* _What you have to do_
Copy out the rows below, substituting "image" for each occurrence of "screenshot" and changing nothing else. Leave the pictures out of your copy.
........
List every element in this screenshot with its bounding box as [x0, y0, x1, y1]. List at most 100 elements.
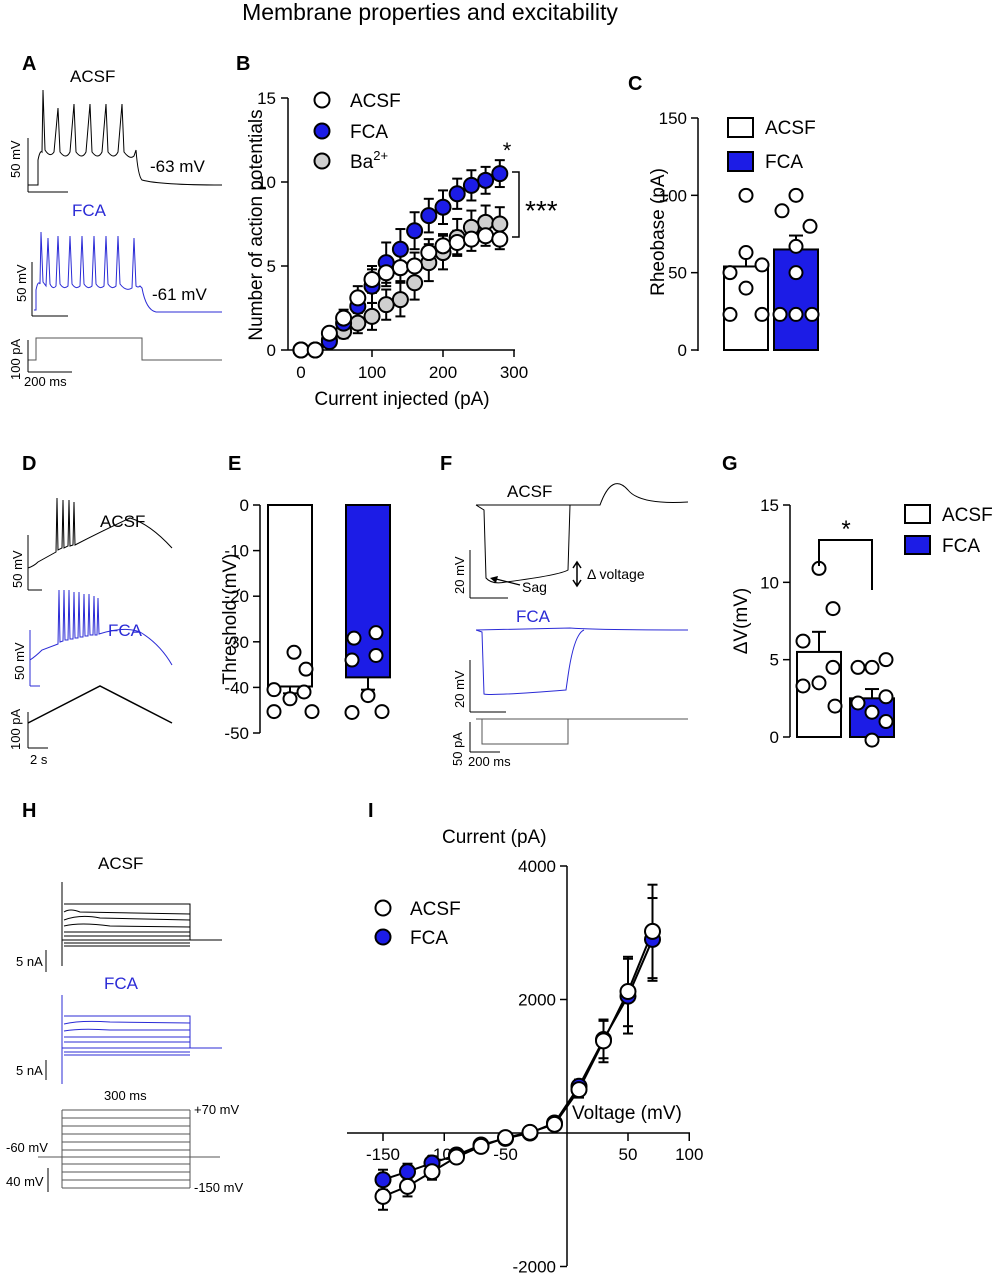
e-point-acsf [266, 682, 282, 698]
d-acsf-label: ACSF [100, 512, 145, 531]
g-legend-fca: FCA [942, 536, 980, 557]
h-duration: 300 ms [104, 1088, 147, 1103]
d-acsf-trace [27, 497, 173, 569]
g-data [795, 560, 895, 748]
d-scale-mv2: 50 mV [12, 642, 27, 680]
a-acsf-trace [28, 89, 223, 186]
b-point-acsf [377, 264, 395, 282]
c-data [722, 187, 820, 352]
b-ylabel: Number of action potentials [246, 109, 267, 340]
e-data [266, 504, 391, 720]
a-scalebar-2: 50 mV [14, 262, 68, 317]
a-scale-ms: 200 ms [24, 374, 67, 389]
b-point-ba2 [363, 307, 381, 325]
g-point-fca [878, 689, 894, 705]
panel-label-e: E [228, 453, 241, 475]
g-point-acsf [827, 698, 843, 714]
d-ramp-trace [27, 685, 173, 724]
i-legend-acsf: ACSF [410, 899, 461, 920]
g-ytick-label: 5 [770, 651, 779, 670]
i-point-acsf [448, 1148, 465, 1166]
h-fca-traces [61, 995, 222, 1084]
e-bar-fca [345, 504, 391, 679]
b-legend-ba: Ba2+ [350, 148, 388, 173]
c-point-fca [802, 218, 818, 234]
b-point-acsf [434, 237, 452, 255]
b-point-acsf [349, 289, 367, 307]
panel-d-traces: ACSF 50 mV FCA 50 mV 100 pA 2 s [8, 497, 173, 767]
panel-label-c: C [628, 73, 642, 95]
e-bar-acsf [267, 504, 313, 688]
b-point-ba2 [377, 296, 395, 314]
g-sig-bracket [818, 539, 873, 590]
h-acsf-traces [61, 882, 222, 966]
i-point-acsf [595, 1032, 612, 1050]
i-xtick-label: -150 [366, 1145, 400, 1164]
b-point-ba2 [391, 291, 409, 309]
g-point-acsf [825, 659, 841, 675]
e-point-fca [346, 630, 362, 646]
g-legend-acsf-swatch [904, 504, 931, 524]
c-ytick-label: 0 [678, 341, 687, 360]
panel-h-traces: ACSF 5 nA FCA 5 nA 300 ms +70 mV -60 mV … [6, 854, 243, 1195]
chart-e: 0 -10 -20 -30 -40 -50 Threshold (mV) [220, 496, 391, 743]
i-xlabel: Voltage (mV) [572, 1103, 682, 1124]
b-xtick-label: 300 [500, 363, 528, 382]
f-acsf-trace-top [476, 483, 689, 506]
e-ytick-label: -10 [224, 542, 249, 561]
b-point-acsf [363, 270, 381, 288]
b-point-acsf [462, 230, 480, 248]
g-point-fca [864, 732, 880, 748]
h-voltage-steps [38, 1109, 220, 1189]
b-legend-ba-marker [313, 152, 331, 170]
d-scalebar-1: 50 mV [10, 535, 42, 591]
panel-label-h: H [22, 800, 36, 822]
i-ylabel: Current (pA) [442, 827, 547, 848]
c-point-acsf [754, 306, 770, 322]
e-point-fca [360, 688, 376, 704]
b-legend-acsf-marker [313, 91, 331, 109]
b-point-acsf [448, 233, 466, 251]
i-xtick-label: 50 [619, 1145, 638, 1164]
panel-a-traces: ACSF -63 mV 50 mV FCA -61 mV 50 mV 100 p… [8, 67, 223, 389]
c-ylabel: Rheobase (pA) [648, 168, 669, 296]
e-point-fca [368, 625, 384, 641]
c-ticks: 0 50 100 150 [659, 109, 698, 360]
g-ytick-label: 15 [760, 496, 779, 515]
figure-title: Membrane properties and excitability [242, 0, 618, 25]
b-point-fca [491, 165, 509, 183]
c-point-fca [774, 203, 790, 219]
e-point-fca [374, 704, 390, 720]
c-legend-fca-swatch [727, 151, 754, 172]
f-sag-arrowhead [490, 576, 498, 583]
b-point-ba2 [349, 314, 367, 332]
b-point-acsf [406, 257, 424, 275]
i-legend-fca-marker [374, 928, 392, 946]
a-scale-mv1: 50 mV [8, 140, 23, 178]
e-point-acsf [298, 661, 314, 677]
e-ytick-label: -50 [224, 724, 249, 743]
i-point-acsf [521, 1123, 539, 1141]
i-line-fca [382, 939, 654, 1181]
e-ticks: 0 -10 -20 -30 -40 -50 [224, 496, 260, 743]
b-point-ba2 [491, 215, 509, 233]
h-scalebar-2: 5 nA [16, 1060, 47, 1080]
b-point-acsf [491, 230, 509, 248]
b-ticks: 0 100 200 300 0 5 10 15 [257, 89, 528, 382]
g-point-acsf [795, 633, 811, 649]
a-scale-mv2: 50 mV [14, 264, 29, 302]
i-legend-acsf-marker [374, 899, 392, 917]
panel-label-a: A [22, 53, 36, 75]
f-fca-trace [475, 627, 689, 695]
c-point-acsf [738, 280, 754, 296]
f-fca-label: FCA [516, 607, 551, 626]
b-xtick-label: 100 [358, 363, 386, 382]
g-point-fca [850, 659, 866, 675]
a-acsf-label: ACSF [70, 67, 115, 86]
b-ytick-label: 0 [267, 341, 276, 360]
i-point-acsf [472, 1137, 490, 1155]
c-legend-fca: FCA [765, 152, 803, 173]
b-legend-fca: FCA [350, 122, 388, 143]
a-scalebar-3: 100 pA 200 ms [8, 338, 72, 389]
c-point-fca [788, 238, 804, 254]
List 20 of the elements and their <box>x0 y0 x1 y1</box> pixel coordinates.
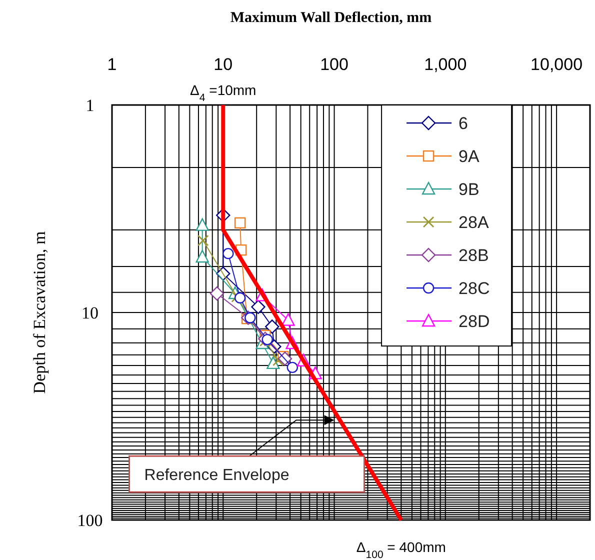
y-tick-label: 100 <box>77 511 103 530</box>
y-tick-label: 1 <box>86 96 94 115</box>
annotation: Δ$_{4}$ =10mm <box>190 82 256 104</box>
legend-label: 28C <box>458 279 490 298</box>
x-tick-label: 10,000 <box>530 55 583 74</box>
annotation: Δ$_{100}$ = 400mm <box>356 539 446 560</box>
annotation: Reference Envelope <box>144 467 290 484</box>
x-tick-label: 100 <box>320 55 348 74</box>
legend-label: 28B <box>458 246 489 265</box>
x-axis-title: Maximum Wall Deflection, mm <box>230 10 432 26</box>
legend-label: 6 <box>458 114 468 133</box>
x-tick-label: 10 <box>214 55 233 74</box>
y-axis-title: Depth of Excavation, m <box>30 231 49 394</box>
y-tick-label: 10 <box>82 304 98 322</box>
legend-label: 9A <box>458 147 480 166</box>
x-tick-label: 1 <box>107 55 117 74</box>
legend-label: 28A <box>458 213 490 232</box>
x-tick-label: 1,000 <box>424 55 467 74</box>
legend-label: 9B <box>458 180 480 199</box>
legend-label: 28D <box>458 312 490 331</box>
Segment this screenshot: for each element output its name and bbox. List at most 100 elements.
........
* _Expected output_
List every element in this image with its bounding box as [x0, y0, x1, y1]. List at most 100 elements.
e-point-acsf [266, 682, 282, 698]
d-acsf-label: ACSF [100, 512, 145, 531]
g-legend-fca: FCA [942, 536, 980, 557]
h-duration: 300 ms [104, 1088, 147, 1103]
d-acsf-trace [27, 497, 173, 569]
g-data [795, 560, 895, 748]
d-scale-mv2: 50 mV [12, 642, 27, 680]
a-acsf-trace [28, 89, 223, 186]
b-point-acsf [377, 264, 395, 282]
c-data [722, 187, 820, 352]
b-ylabel: Number of action potentials [246, 109, 267, 340]
e-data [266, 504, 391, 720]
a-scalebar-2: 50 mV [14, 262, 68, 317]
a-scale-ms: 200 ms [24, 374, 67, 389]
b-point-ba2 [363, 307, 381, 325]
g-point-fca [878, 689, 894, 705]
panel-label-e: E [228, 453, 241, 475]
g-point-acsf [827, 698, 843, 714]
d-ramp-trace [27, 685, 173, 724]
i-legend-acsf: ACSF [410, 899, 461, 920]
g-ytick-label: 5 [770, 651, 779, 670]
i-point-acsf [448, 1148, 465, 1166]
h-fca-traces [61, 995, 222, 1084]
e-bar-fca [345, 504, 391, 679]
b-legend-ba: Ba2+ [350, 148, 388, 173]
c-point-fca [802, 218, 818, 234]
b-point-acsf [434, 237, 452, 255]
b-point-acsf [349, 289, 367, 307]
panel-d-traces: ACSF 50 mV FCA 50 mV 100 pA 2 s [8, 497, 173, 767]
panel-label-c: C [628, 73, 642, 95]
e-bar-acsf [267, 504, 313, 688]
b-point-ba2 [377, 296, 395, 314]
g-sig-bracket [818, 539, 873, 590]
h-acsf-traces [61, 882, 222, 966]
i-point-acsf [595, 1032, 612, 1050]
i-xtick-label: -150 [366, 1145, 400, 1164]
b-point-ba2 [391, 291, 409, 309]
g-point-acsf [825, 659, 841, 675]
e-point-fca [346, 630, 362, 646]
g-legend-acsf-swatch [904, 504, 931, 524]
c-ytick-label: 0 [678, 341, 687, 360]
panel-h-traces: ACSF 5 nA FCA 5 nA 300 ms +70 mV -60 mV … [6, 854, 243, 1195]
chart-e: 0 -10 -20 -30 -40 -50 Threshold (mV) [220, 496, 391, 743]
i-xlabel: Voltage (mV) [572, 1103, 682, 1124]
b-xtick-label: 300 [500, 363, 528, 382]
f-acsf-trace-top [476, 483, 689, 506]
e-ytick-label: -10 [224, 542, 249, 561]
b-point-acsf [363, 270, 381, 288]
b-point-acsf [462, 230, 480, 248]
g-point-fca [864, 732, 880, 748]
h-voltage-steps [38, 1109, 220, 1189]
b-legend-ba-marker [313, 152, 331, 170]
d-scalebar-1: 50 mV [10, 535, 42, 591]
panel-label-h: H [22, 800, 36, 822]
i-ylabel: Current (pA) [442, 827, 547, 848]
c-point-acsf [754, 306, 770, 322]
e-point-fca [360, 688, 376, 704]
b-legend-acsf-marker [313, 91, 331, 109]
b-point-acsf [448, 233, 466, 251]
i-xtick-label: 50 [619, 1145, 638, 1164]
panel-a-traces: ACSF -63 mV 50 mV FCA -61 mV 50 mV 100 p… [8, 67, 223, 389]
c-ylabel: Rheobase (pA) [648, 168, 669, 296]
e-point-fca [368, 625, 384, 641]
c-ticks: 0 50 100 150 [659, 109, 698, 360]
g-ytick-label: 15 [760, 496, 779, 515]
figure-title: Membrane properties and excitability [242, 0, 618, 25]
b-point-fca [491, 165, 509, 183]
c-point-fca [774, 203, 790, 219]
e-point-fca [374, 704, 390, 720]
c-legend-fca-swatch [727, 151, 754, 172]
f-sag-arrowhead [490, 576, 498, 583]
b-point-ba2 [349, 314, 367, 332]
b-point-acsf [406, 257, 424, 275]
i-legend-fca-marker [374, 928, 392, 946]
a-scale-mv1: 50 mV [8, 140, 23, 178]
e-point-acsf [298, 661, 314, 677]
e-ytick-label: -50 [224, 724, 249, 743]
i-point-acsf [521, 1123, 539, 1141]
i-line-fca [382, 939, 654, 1181]
e-ticks: 0 -10 -20 -30 -40 -50 [224, 496, 260, 743]
b-point-ba2 [491, 215, 509, 233]
h-scalebar-2: 5 nA [16, 1060, 47, 1080]
b-point-acsf [491, 230, 509, 248]
b-ticks: 0 100 200 300 0 5 10 15 [257, 89, 528, 382]
g-point-acsf [795, 633, 811, 649]
a-scale-mv2: 50 mV [14, 264, 29, 302]
i-legend-acsf-marker [374, 899, 392, 917]
panel-label-a: A [22, 53, 36, 75]
f-fca-trace [475, 627, 689, 695]
c-point-acsf [738, 280, 754, 296]
f-fca-label: FCA [516, 607, 551, 626]
b-xtick-label: 100 [358, 363, 386, 382]
g-point-fca [850, 659, 866, 675]
a-acsf-label: ACSF [70, 67, 115, 86]
b-ytick-label: 0 [267, 341, 276, 360]
i-point-acsf [472, 1137, 490, 1155]
c-legend-fca: FCA [765, 152, 803, 173]
b-legend-fca: FCA [350, 122, 388, 143]
a-scalebar-3: 100 pA 200 ms [8, 338, 72, 389]
c-point-fca [788, 238, 804, 254]
List 20 of the elements and their <box>x0 y0 x1 y1</box> pixel coordinates.
y-tick-label: 100 <box>77 511 103 530</box>
y-tick-label: 1 <box>86 96 94 115</box>
annotation: Δ$_{4}$ =10mm <box>190 82 256 104</box>
legend-label: 28C <box>458 279 490 298</box>
x-tick-label: 10,000 <box>530 55 583 74</box>
annotation: Δ$_{100}$ = 400mm <box>356 539 446 560</box>
annotation: Reference Envelope <box>144 467 290 484</box>
x-tick-label: 100 <box>320 55 348 74</box>
legend-label: 28B <box>458 246 489 265</box>
x-axis-title: Maximum Wall Deflection, mm <box>230 10 432 26</box>
legend-label: 6 <box>458 114 468 133</box>
x-tick-label: 10 <box>214 55 233 74</box>
y-axis-title: Depth of Excavation, m <box>30 231 49 394</box>
y-tick-label: 10 <box>82 304 98 322</box>
legend-label: 9A <box>458 147 480 166</box>
x-tick-label: 1 <box>107 55 117 74</box>
legend-label: 28A <box>458 213 490 232</box>
x-tick-label: 1,000 <box>424 55 467 74</box>
legend-label: 9B <box>458 180 480 199</box>
legend-label: 28D <box>458 312 490 331</box>
Segment this image: for each element output its name and bbox. List at most 100 elements.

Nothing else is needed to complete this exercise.